## DATA LINES
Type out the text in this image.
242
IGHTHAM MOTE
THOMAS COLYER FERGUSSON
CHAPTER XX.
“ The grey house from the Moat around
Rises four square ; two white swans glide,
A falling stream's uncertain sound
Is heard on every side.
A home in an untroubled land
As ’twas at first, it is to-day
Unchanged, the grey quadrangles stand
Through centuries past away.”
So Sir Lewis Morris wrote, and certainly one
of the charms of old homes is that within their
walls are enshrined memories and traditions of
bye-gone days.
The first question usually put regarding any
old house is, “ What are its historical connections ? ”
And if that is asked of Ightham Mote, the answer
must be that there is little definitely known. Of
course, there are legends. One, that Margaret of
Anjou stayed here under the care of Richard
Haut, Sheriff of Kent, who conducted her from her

## CHALLENGE
Every line above that contains the word "first" should be reported.

## RESPONSE
As ’twas at first, it is to-day
The first question usually put regarding any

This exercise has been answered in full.